### Extracted text

Duvals Return to Action Still a Mystery

By Associated PressJune 2, 2004, 4:00 pm
DUBLIN, Ohio -- David Duval had a hotel room reserved near Muirfield Village, but the 5 p.m. deadline passed last Friday without him signing up to play in the Memorial.
So, the wait continues.
The former British Open champion and last player other than Tiger Woods to be No. 1 in the world ranking, Duval has not played on the PGA Tour since he missed the cut in the Las Vegas Invitational in October. He tried to play the Dunlop Phoenix in Japan in late November, but withdrew with a back injury.
The date of Duval's return has been a mystery.
He is said to be playing a lot of golf at his new home in Denver and working on his game.
Duval entered the U.S. Open (he is exempt through 2006 because of his British Open victory), although his absence from the Memorial raises questions about whether he will play in two weeks at Shinnecock Hills. Duval also beat the May 27 deadline to enter the British Open to ensure a spot in the field if he decides to return at Royal Troon.
Still, the best guess is that Duval won't return to the PGA Tour until the International the first week in August.
John Huston did not play the St. Jude Classic in Memphis, and it wound up costing him a free spot in the U.S. Open.
Joakim Haeggman closed with a 67 to finish third in the Volvo PGA Championship on the European tour, earning enough points to finish at No. 50 in the world ranking -- .03 points ahead of Huston. The top 50 after last week are exempt for the U.S. Open.
John Daly failed to crack the top 50 and has said he won't qualify for the U.S. Open, but the two-time major winner has one shot left. Daly, Tommy Armour III, Heath Slocum and Rory Sabbatini can become eligible by winning the Memorial, which would give them two PGA Tour victories in the last 12 months.
The exemption into the U.S. Women's Open allows Michelle Wie to attempt qualifying for the men's U.S. Amateur Public Links in two weeks, part of a master plan to try to get into the Masters.

######

* [Short exercise 1] According to the golf article, which players could become eligible for the U.S. Open by winning the Memorial? Name each of them.
The rows that follow have no connection to the golf article.

### Data entries

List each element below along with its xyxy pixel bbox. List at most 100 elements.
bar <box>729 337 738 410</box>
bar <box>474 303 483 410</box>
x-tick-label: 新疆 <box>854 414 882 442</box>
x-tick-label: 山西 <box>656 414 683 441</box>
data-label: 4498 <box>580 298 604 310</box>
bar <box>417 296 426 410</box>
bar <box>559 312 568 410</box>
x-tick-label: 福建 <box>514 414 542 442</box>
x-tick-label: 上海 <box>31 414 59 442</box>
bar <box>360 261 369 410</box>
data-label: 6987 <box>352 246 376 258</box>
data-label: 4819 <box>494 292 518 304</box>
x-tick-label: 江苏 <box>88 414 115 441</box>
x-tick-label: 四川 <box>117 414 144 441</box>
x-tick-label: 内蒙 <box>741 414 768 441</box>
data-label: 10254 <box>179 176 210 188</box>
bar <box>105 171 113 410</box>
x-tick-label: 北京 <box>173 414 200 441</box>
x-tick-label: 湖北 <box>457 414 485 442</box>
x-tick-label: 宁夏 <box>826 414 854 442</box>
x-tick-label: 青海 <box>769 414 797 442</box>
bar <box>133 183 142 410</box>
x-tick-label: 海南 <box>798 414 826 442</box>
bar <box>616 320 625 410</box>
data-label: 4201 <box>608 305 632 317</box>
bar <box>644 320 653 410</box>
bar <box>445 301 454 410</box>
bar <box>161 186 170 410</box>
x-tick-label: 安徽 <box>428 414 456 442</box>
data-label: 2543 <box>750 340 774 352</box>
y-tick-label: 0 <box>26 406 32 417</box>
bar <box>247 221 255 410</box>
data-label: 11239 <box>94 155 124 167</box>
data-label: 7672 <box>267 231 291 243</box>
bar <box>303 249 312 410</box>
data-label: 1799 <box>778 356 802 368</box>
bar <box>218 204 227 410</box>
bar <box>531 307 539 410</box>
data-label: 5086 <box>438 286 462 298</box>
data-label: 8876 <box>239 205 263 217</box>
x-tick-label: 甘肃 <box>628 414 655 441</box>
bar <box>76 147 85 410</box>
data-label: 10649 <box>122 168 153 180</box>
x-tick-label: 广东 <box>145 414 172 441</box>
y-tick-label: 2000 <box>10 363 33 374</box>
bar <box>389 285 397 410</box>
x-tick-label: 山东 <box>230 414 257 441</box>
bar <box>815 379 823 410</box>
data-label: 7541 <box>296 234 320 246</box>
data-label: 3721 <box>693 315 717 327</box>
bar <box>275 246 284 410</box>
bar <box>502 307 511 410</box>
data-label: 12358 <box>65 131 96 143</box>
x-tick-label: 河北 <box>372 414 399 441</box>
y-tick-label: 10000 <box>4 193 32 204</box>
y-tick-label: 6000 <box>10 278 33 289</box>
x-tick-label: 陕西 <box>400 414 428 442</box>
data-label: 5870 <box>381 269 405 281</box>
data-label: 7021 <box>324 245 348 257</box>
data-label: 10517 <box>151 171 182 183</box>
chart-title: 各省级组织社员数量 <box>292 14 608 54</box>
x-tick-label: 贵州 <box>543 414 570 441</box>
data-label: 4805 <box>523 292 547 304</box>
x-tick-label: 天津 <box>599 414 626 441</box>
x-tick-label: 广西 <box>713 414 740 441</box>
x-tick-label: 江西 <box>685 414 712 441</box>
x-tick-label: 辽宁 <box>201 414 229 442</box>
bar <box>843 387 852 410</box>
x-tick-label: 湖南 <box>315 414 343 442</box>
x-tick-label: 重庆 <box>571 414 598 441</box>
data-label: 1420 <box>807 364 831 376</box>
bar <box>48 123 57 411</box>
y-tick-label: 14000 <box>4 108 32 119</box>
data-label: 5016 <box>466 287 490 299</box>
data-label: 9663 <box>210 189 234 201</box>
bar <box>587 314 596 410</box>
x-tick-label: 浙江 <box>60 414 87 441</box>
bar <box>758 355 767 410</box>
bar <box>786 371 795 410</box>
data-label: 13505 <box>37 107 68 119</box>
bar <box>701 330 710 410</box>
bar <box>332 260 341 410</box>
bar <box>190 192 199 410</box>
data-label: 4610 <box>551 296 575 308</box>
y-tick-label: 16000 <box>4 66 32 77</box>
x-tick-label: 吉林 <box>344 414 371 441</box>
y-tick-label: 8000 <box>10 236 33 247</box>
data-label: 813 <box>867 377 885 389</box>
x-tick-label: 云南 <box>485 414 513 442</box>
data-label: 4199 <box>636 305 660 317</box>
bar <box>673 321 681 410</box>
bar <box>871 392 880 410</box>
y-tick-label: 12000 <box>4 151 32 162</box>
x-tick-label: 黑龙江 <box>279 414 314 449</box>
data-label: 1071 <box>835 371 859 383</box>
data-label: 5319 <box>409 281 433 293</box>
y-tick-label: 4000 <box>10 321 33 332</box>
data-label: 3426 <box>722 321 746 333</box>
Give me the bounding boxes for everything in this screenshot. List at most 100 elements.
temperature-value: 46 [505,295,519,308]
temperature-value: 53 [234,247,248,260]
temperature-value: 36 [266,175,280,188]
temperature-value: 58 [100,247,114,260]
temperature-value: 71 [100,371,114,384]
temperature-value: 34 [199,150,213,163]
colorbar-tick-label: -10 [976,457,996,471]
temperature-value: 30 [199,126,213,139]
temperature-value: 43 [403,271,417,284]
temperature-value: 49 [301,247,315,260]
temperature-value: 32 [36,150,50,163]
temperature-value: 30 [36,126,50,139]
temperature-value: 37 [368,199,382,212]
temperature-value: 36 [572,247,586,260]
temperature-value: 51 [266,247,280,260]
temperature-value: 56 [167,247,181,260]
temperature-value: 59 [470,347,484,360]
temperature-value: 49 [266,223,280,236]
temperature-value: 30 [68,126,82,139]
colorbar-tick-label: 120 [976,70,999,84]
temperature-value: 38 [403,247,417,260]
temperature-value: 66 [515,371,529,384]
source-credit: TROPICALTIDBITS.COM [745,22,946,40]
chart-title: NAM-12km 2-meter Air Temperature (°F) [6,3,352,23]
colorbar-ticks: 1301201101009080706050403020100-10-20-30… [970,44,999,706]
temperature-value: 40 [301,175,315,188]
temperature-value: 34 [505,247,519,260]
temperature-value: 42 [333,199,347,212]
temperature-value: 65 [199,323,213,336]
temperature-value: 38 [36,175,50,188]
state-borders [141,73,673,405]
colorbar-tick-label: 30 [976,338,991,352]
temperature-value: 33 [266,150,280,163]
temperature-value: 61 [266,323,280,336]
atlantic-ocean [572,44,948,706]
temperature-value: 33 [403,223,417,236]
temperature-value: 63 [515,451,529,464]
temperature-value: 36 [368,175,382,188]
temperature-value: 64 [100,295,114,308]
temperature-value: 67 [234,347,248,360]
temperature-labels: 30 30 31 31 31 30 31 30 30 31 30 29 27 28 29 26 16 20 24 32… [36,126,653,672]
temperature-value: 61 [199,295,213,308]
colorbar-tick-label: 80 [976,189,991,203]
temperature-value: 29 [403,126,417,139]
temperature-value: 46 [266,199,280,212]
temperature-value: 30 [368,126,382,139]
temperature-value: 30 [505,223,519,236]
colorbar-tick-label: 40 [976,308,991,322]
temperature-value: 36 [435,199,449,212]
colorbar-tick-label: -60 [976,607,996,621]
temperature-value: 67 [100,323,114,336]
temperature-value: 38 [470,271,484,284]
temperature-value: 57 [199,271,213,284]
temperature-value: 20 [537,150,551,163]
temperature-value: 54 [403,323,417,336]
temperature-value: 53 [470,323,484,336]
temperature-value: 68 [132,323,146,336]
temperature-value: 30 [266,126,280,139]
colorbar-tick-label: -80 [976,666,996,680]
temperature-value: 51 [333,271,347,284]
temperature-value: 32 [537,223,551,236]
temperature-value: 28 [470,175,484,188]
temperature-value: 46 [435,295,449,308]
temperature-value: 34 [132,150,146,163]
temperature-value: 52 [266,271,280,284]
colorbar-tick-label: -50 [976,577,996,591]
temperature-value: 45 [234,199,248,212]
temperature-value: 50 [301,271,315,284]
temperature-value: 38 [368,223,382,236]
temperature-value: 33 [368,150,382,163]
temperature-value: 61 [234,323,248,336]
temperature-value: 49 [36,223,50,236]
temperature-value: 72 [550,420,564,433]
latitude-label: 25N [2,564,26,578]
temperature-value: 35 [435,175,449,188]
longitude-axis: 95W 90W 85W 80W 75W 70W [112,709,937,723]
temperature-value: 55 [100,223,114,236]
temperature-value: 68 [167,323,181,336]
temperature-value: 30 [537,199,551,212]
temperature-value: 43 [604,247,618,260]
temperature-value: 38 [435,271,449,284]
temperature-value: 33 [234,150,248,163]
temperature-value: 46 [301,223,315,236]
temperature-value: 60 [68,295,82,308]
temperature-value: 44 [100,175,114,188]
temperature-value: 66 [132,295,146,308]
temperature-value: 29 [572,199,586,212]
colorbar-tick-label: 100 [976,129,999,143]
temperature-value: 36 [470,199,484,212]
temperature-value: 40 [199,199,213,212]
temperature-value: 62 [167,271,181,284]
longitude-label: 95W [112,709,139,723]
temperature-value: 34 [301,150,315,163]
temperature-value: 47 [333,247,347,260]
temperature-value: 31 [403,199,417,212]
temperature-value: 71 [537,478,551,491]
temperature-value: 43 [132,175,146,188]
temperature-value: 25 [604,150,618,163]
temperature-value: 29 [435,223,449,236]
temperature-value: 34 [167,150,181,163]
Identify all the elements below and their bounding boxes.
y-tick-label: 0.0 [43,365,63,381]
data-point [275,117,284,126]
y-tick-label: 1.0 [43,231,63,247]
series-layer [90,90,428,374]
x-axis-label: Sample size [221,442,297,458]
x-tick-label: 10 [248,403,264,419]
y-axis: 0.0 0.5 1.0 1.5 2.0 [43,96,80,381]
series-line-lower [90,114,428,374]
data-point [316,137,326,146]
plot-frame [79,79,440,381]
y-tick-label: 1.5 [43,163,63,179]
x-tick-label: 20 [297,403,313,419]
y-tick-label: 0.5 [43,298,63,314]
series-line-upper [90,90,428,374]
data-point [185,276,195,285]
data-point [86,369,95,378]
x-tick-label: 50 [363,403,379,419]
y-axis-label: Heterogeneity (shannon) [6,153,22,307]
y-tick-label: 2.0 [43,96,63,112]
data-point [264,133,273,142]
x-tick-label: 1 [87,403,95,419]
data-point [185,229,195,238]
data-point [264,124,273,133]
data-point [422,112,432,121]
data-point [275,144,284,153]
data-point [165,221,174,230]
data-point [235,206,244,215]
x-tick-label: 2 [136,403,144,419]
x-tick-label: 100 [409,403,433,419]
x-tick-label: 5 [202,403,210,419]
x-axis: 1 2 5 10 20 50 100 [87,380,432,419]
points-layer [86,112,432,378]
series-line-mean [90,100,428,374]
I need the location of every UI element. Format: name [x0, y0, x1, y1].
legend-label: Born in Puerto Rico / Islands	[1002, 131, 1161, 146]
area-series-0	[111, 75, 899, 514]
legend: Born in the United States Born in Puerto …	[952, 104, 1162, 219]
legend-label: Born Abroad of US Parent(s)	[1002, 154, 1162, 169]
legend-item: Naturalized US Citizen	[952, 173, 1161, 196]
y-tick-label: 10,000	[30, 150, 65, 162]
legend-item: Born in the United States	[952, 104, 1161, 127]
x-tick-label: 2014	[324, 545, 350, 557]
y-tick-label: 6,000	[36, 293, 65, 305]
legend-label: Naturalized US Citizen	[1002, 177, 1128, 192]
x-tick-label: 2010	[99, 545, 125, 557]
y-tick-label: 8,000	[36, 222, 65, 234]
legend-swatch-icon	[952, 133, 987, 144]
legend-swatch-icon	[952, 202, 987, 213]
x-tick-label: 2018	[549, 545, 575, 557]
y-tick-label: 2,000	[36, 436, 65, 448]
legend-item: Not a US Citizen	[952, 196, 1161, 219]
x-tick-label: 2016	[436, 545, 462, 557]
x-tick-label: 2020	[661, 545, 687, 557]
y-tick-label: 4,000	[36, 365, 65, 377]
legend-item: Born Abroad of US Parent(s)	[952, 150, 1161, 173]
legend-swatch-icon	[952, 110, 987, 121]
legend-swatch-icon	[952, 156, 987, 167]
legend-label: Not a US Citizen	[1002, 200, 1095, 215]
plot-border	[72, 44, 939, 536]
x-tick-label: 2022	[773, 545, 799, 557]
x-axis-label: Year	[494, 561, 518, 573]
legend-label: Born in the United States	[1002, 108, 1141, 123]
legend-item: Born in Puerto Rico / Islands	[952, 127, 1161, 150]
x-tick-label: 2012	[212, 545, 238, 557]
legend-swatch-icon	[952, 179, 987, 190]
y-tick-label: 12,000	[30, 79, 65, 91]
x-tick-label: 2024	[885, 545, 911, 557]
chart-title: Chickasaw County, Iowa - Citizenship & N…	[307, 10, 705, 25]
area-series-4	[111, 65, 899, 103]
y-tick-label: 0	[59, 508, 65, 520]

######

* [Short exercise 2] Reproduce the rows verbatim, starting with the first row and ending after the row that contains "data-label: 10649 <box>122 168 153 180</box>".

* [Correct output 1] John Daly, Tommy Armour III, Heath Slocum and Rory Sabbatini.

* [Correct output 2]
List each element below along with its xyxy pixel bbox. List at most 100 elements.
bar <box>729 337 738 410</box>
bar <box>474 303 483 410</box>
x-tick-label: 新疆 <box>854 414 882 442</box>
x-tick-label: 山西 <box>656 414 683 441</box>
data-label: 4498 <box>580 298 604 310</box>
bar <box>417 296 426 410</box>
bar <box>559 312 568 410</box>
x-tick-label: 福建 <box>514 414 542 442</box>
x-tick-label: 上海 <box>31 414 59 442</box>
bar <box>360 261 369 410</box>
data-label: 6987 <box>352 246 376 258</box>
data-label: 4819 <box>494 292 518 304</box>
x-tick-label: 江苏 <box>88 414 115 441</box>
x-tick-label: 四川 <box>117 414 144 441</box>
x-tick-label: 内蒙 <box>741 414 768 441</box>
data-label: 10254 <box>179 176 210 188</box>
bar <box>105 171 113 410</box>
x-tick-label: 北京 <box>173 414 200 441</box>
x-tick-label: 湖北 <box>457 414 485 442</box>
x-tick-label: 宁夏 <box>826 414 854 442</box>
x-tick-label: 青海 <box>769 414 797 442</box>
bar <box>133 183 142 410</box>
x-tick-label: 海南 <box>798 414 826 442</box>
bar <box>616 320 625 410</box>
data-label: 4201 <box>608 305 632 317</box>
bar <box>644 320 653 410</box>
bar <box>445 301 454 410</box>
bar <box>161 186 170 410</box>
x-tick-label: 安徽 <box>428 414 456 442</box>
data-label: 2543 <box>750 340 774 352</box>
y-tick-label: 0 <box>26 406 32 417</box>
bar <box>247 221 255 410</box>
data-label: 11239 <box>94 155 124 167</box>
data-label: 7672 <box>267 231 291 243</box>
bar <box>303 249 312 410</box>
data-label: 1799 <box>778 356 802 368</box>
bar <box>218 204 227 410</box>
bar <box>531 307 539 410</box>
data-label: 5086 <box>438 286 462 298</box>
data-label: 8876 <box>239 205 263 217</box>
x-tick-label: 甘肃 <box>628 414 655 441</box>
bar <box>76 147 85 410</box>
data-label: 10649 <box>122 168 153 180</box>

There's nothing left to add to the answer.